**TASK REQUIREMENTS**. Your task is to transcribe all of the records exactly and leave out the pictures.
+++ INPUT MATERIAL
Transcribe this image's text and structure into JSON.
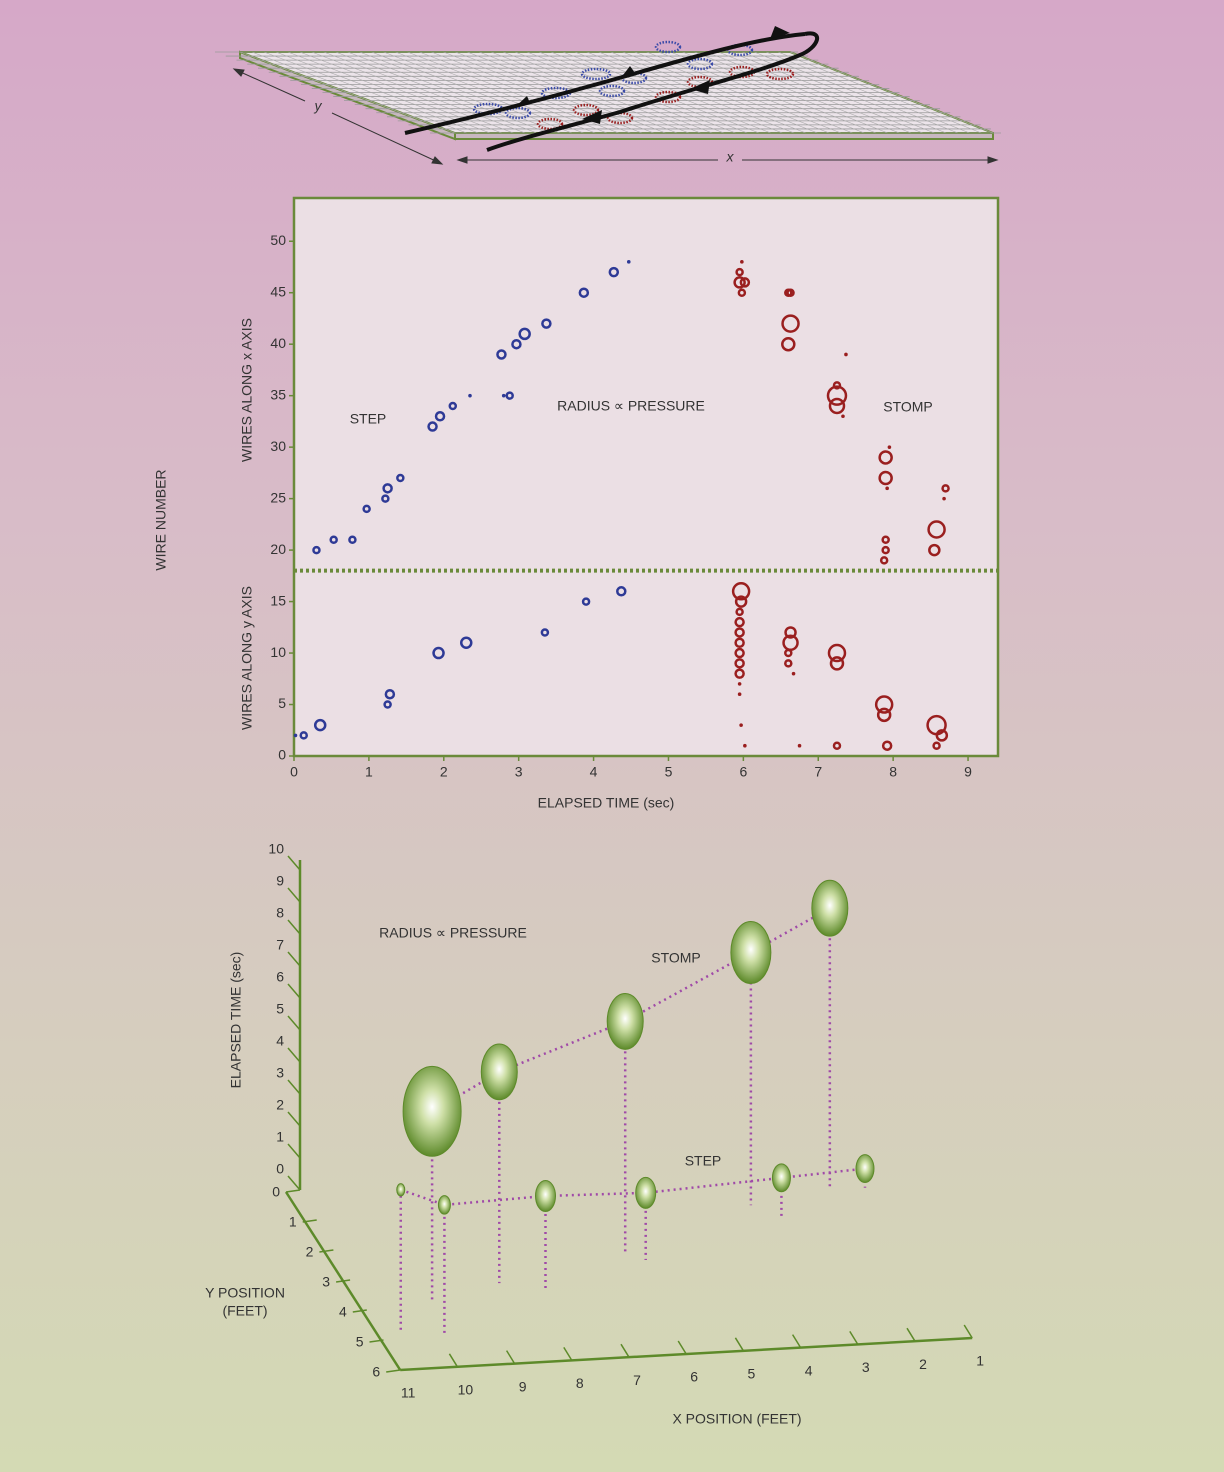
{
  "illustration": {
    "x_label": "x",
    "y_label": "y"
  },
  "chart_data": [
    {
      "type": "scatter",
      "ylabel": "WIRE NUMBER",
      "y_upper_label": "WIRES ALONG x AXIS",
      "y_lower_label": "WIRES ALONG y AXIS",
      "xlabel": "ELAPSED TIME (sec)",
      "annotation": "RADIUS ∝ PRESSURE",
      "xlim": [
        0,
        9.4
      ],
      "ylim": [
        0,
        54.2
      ],
      "xticks": [
        0,
        1,
        2,
        3,
        4,
        5,
        6,
        7,
        8,
        9
      ],
      "yticks": [
        0,
        5,
        10,
        15,
        20,
        25,
        30,
        35,
        40,
        45,
        50
      ],
      "divider": 18,
      "series": [
        {
          "name": "STEP",
          "color": "#2e3a96",
          "x": [
            0.02,
            0.13,
            0.35,
            0.3,
            0.53,
            0.78,
            0.97,
            1.22,
            1.25,
            1.42,
            1.25,
            1.28,
            1.85,
            1.95,
            2.12,
            2.35,
            1.93,
            2.3,
            2.77,
            2.97,
            3.08,
            3.37,
            2.8,
            2.88,
            3.35,
            3.87,
            3.9,
            4.27,
            4.37,
            4.47
          ],
          "values": [
            2,
            2,
            3,
            20,
            21,
            21,
            24,
            25,
            26,
            27,
            5,
            6,
            32,
            33,
            34,
            35,
            10,
            11,
            39,
            40,
            41,
            42,
            35,
            35,
            12,
            45,
            15,
            47,
            16,
            48
          ],
          "sizes": [
            1,
            3,
            5,
            3,
            3,
            3,
            3,
            3,
            4,
            3,
            3,
            4,
            4,
            4,
            3,
            1,
            5,
            5,
            4,
            4,
            5,
            4,
            1,
            3,
            3,
            4,
            3,
            4,
            4,
            1
          ]
        },
        {
          "name": "STOMP",
          "color": "#9a1f1f",
          "x": [
            5.98,
            5.95,
            5.95,
            6.02,
            5.98,
            6.6,
            6.63,
            6.63,
            6.6,
            7.37,
            7.25,
            7.25,
            7.25,
            7.33,
            7.95,
            7.9,
            7.9,
            7.92,
            7.9,
            7.9,
            7.88,
            8.7,
            8.68,
            8.58,
            8.55,
            5.97,
            5.97,
            5.95,
            5.95,
            5.95,
            5.95,
            5.95,
            5.95,
            5.95,
            5.95,
            5.95,
            5.97,
            6.02,
            6.63,
            6.63,
            6.6,
            6.6,
            6.67,
            6.75,
            7.25,
            7.25,
            7.25,
            7.88,
            7.88,
            7.92,
            8.58,
            8.65,
            8.58
          ],
          "values": [
            48,
            47,
            46,
            46,
            45,
            45,
            45,
            42,
            40,
            39,
            36,
            35,
            34,
            33,
            30,
            29,
            27,
            26,
            21,
            20,
            19,
            26,
            25,
            22,
            20,
            16,
            15,
            14,
            13,
            12,
            11,
            10,
            9,
            8,
            7,
            6,
            3,
            1,
            12,
            11,
            10,
            9,
            8,
            1,
            10,
            9,
            1,
            5,
            4,
            1,
            3,
            2,
            1
          ],
          "sizes": [
            1,
            3,
            5,
            4,
            3,
            3,
            3,
            8,
            6,
            1,
            3,
            9,
            7,
            1,
            1,
            6,
            6,
            1,
            3,
            3,
            3,
            3,
            1,
            8,
            5,
            8,
            5,
            3,
            4,
            4,
            4,
            4,
            4,
            4,
            1,
            1,
            1,
            1,
            5,
            7,
            3,
            3,
            1,
            1,
            8,
            6,
            3,
            8,
            6,
            4,
            9,
            5,
            3
          ]
        }
      ]
    },
    {
      "type": "scatter3d",
      "annotation": "RADIUS ∝ PRESSURE",
      "zlabel": "ELAPSED TIME (sec)",
      "ylabel": [
        "Y POSITION",
        "(FEET)"
      ],
      "xlabel": "X POSITION (FEET)",
      "color": "#5d8a2a",
      "xlim": [
        11,
        1
      ],
      "xticks": [
        11,
        10,
        9,
        8,
        7,
        6,
        5,
        4,
        3,
        2,
        1
      ],
      "ylim": [
        0,
        6
      ],
      "yticks": [
        0,
        1,
        2,
        3,
        4,
        5,
        6
      ],
      "zlim": [
        0,
        10
      ],
      "zticks": [
        0,
        1,
        2,
        3,
        4,
        5,
        6,
        7,
        8,
        9,
        10
      ],
      "series": [
        {
          "name": "STOMP",
          "x": [
            9.8,
            8.5,
            6.1,
            3.5,
            2.0
          ],
          "y": [
            3.8,
            3.37,
            2.69,
            1.31,
            0.9
          ],
          "values": [
            5.9,
            6.6,
            7.3,
            7.9,
            8.75
          ],
          "sizes": [
            29,
            18,
            18,
            20,
            18
          ]
        },
        {
          "name": "STEP",
          "x": [
            10.64,
            9.9,
            7.8,
            5.8,
            3.1,
            1.4
          ],
          "y": [
            4.8,
            4.88,
            3.74,
            2.89,
            1.77,
            0.95
          ],
          "values": [
            4.47,
            4.0,
            3.0,
            2.1,
            1.25,
            0.6
          ],
          "sizes": [
            4,
            6,
            10,
            10,
            9,
            9
          ]
        }
      ]
    }
  ]
}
++++++
**WRITTEN ANSWER**.
Transcribe this image's text and structure into JSON.
{
  "illustration": {
    "x_label": "x",
    "y_label": "y"
  },
  "chart_data": [
    {
      "type": "scatter",
      "ylabel": "WIRE NUMBER",
      "y_upper_label": "WIRES ALONG x AXIS",
      "y_lower_label": "WIRES ALONG y AXIS",
      "xlabel": "ELAPSED TIME (sec)",
      "annotation": "RADIUS ∝ PRESSURE",
      "xlim": [
        0,
        9.4
      ],
      "ylim": [
        0,
        54.2
      ],
      "xticks": [
        0,
        1,
        2,
        3,
        4,
        5,
        6,
        7,
        8,
        9
      ],
      "yticks": [
        0,
        5,
        10,
        15,
        20,
        25,
        30,
        35,
        40,
        45,
        50
      ],
      "divider": 18,
      "series": [
        {
          "name": "STEP",
          "color": "#2e3a96",
          "x": [
            0.02,
            0.13,
            0.35,
            0.3,
            0.53,
            0.78,
            0.97,
            1.22,
            1.25,
            1.42,
            1.25,
            1.28,
            1.85,
            1.95,
            2.12,
            2.35,
            1.93,
            2.3,
            2.77,
            2.97,
            3.08,
            3.37,
            2.8,
            2.88,
            3.35,
            3.87,
            3.9,
            4.27,
            4.37,
            4.47
          ],
          "values": [
            2,
            2,
            3,
            20,
            21,
            21,
            24,
            25,
            26,
            27,
            5,
            6,
            32,
            33,
            34,
            35,
            10,
            11,
            39,
            40,
            41,
            42,
            35,
            35,
            12,
            45,
            15,
            47,
            16,
            48
          ],
          "sizes": [
            1,
            3,
            5,
            3,
            3,
            3,
            3,
            3,
            4,
            3,
            3,
            4,
            4,
            4,
            3,
            1,
            5,
            5,
            4,
            4,
            5,
            4,
            1,
            3,
            3,
            4,
            3,
            4,
            4,
            1
          ]
        },
        {
          "name": "STOMP",
          "color": "#9a1f1f",
          "x": [
            5.98,
            5.95,
            5.95,
            6.02,
            5.98,
            6.6,
            6.63,
            6.63,
            6.6,
            7.37,
            7.25,
            7.25,
            7.25,
            7.33,
            7.95,
            7.9,
            7.9,
            7.92,
            7.9,
            7.9,
            7.88,
            8.7,
            8.68,
            8.58,
            8.55,
            5.97,
            5.97,
            5.95,
            5.95,
            5.95,
            5.95,
            5.95,
            5.95,
            5.95,
            5.95,
            5.95,
            5.97,
            6.02,
            6.63,
            6.63,
            6.6,
            6.6,
            6.67,
            6.75,
            7.25,
            7.25,
            7.25,
            7.88,
            7.88,
            7.92,
            8.58,
            8.65,
            8.58
          ],
          "values": [
            48,
            47,
            46,
            46,
            45,
            45,
            45,
            42,
            40,
            39,
            36,
            35,
            34,
            33,
            30,
            29,
            27,
            26,
            21,
            20,
            19,
            26,
            25,
            22,
            20,
            16,
            15,
            14,
            13,
            12,
            11,
            10,
            9,
            8,
            7,
            6,
            3,
            1,
            12,
            11,
            10,
            9,
            8,
            1,
            10,
            9,
            1,
            5,
            4,
            1,
            3,
            2,
            1
          ],
          "sizes": [
            1,
            3,
            5,
            4,
            3,
            3,
            3,
            8,
            6,
            1,
            3,
            9,
            7,
            1,
            1,
            6,
            6,
            1,
            3,
            3,
            3,
            3,
            1,
            8,
            5,
            8,
            5,
            3,
            4,
            4,
            4,
            4,
            4,
            4,
            1,
            1,
            1,
            1,
            5,
            7,
            3,
            3,
            1,
            1,
            8,
            6,
            3,
            8,
            6,
            4,
            9,
            5,
            3
          ]
        }
      ]
    },
    {
      "type": "scatter3d",
      "annotation": "RADIUS ∝ PRESSURE",
      "zlabel": "ELAPSED TIME (sec)",
      "ylabel": [
        "Y POSITION",
        "(FEET)"
      ],
      "xlabel": "X POSITION (FEET)",
      "color": "#5d8a2a",
      "xlim": [
        11,
        1
      ],
      "xticks": [
        11,
        10,
        9,
        8,
        7,
        6,
        5,
        4,
        3,
        2,
        1
      ],
      "ylim": [
        0,
        6
      ],
      "yticks": [
        0,
        1,
        2,
        3,
        4,
        5,
        6
      ],
      "zlim": [
        0,
        10
      ],
      "zticks": [
        0,
        1,
        2,
        3,
        4,
        5,
        6,
        7,
        8,
        9,
        10
      ],
      "series": [
        {
          "name": "STOMP",
          "x": [
            9.8,
            8.5,
            6.1,
            3.5,
            2.0
          ],
          "y": [
            3.8,
            3.37,
            2.69,
            1.31,
            0.9
          ],
          "values": [
            5.9,
            6.6,
            7.3,
            7.9,
            8.75
          ],
          "sizes": [
            29,
            18,
            18,
            20,
            18
          ]
        },
        {
          "name": "STEP",
          "x": [
            10.64,
            9.9,
            7.8,
            5.8,
            3.1,
            1.4
          ],
          "y": [
            4.8,
            4.88,
            3.74,
            2.89,
            1.77,
            0.95
          ],
          "values": [
            4.47,
            4.0,
            3.0,
            2.1,
            1.25,
            0.6
          ],
          "sizes": [
            4,
            6,
            10,
            10,
            9,
            9
          ]
        }
      ]
    }
  ]
}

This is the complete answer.